§ JOB
Count the lines in the rows below that contain the string "button". Give only the number.

§ DATA EXCERPTS
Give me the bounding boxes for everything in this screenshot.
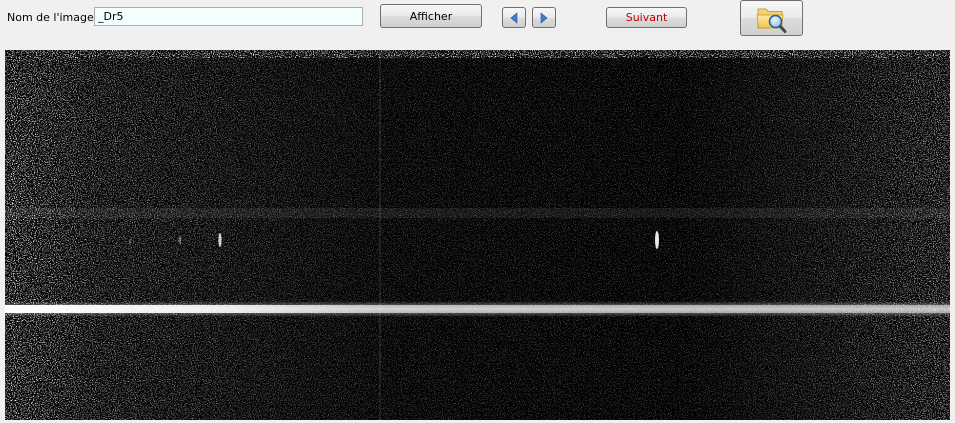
next-arrow-button[interactable] <box>532 7 556 28</box>
spectrogram-image <box>5 50 950 420</box>
image-display <box>5 50 950 420</box>
image-name-label: Nom de l'image : <box>7 11 101 24</box>
folder-search-icon <box>756 8 786 33</box>
next-button[interactable]: Suivant <box>606 7 687 28</box>
browse-folder-button[interactable] <box>740 0 803 36</box>
triangle-left-icon <box>510 11 518 24</box>
previous-arrow-button[interactable] <box>502 7 526 28</box>
image-name-input[interactable] <box>94 7 363 26</box>
show-button[interactable]: Afficher <box>380 4 482 28</box>
triangle-right-icon <box>540 11 548 24</box>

§ RESPONSE
5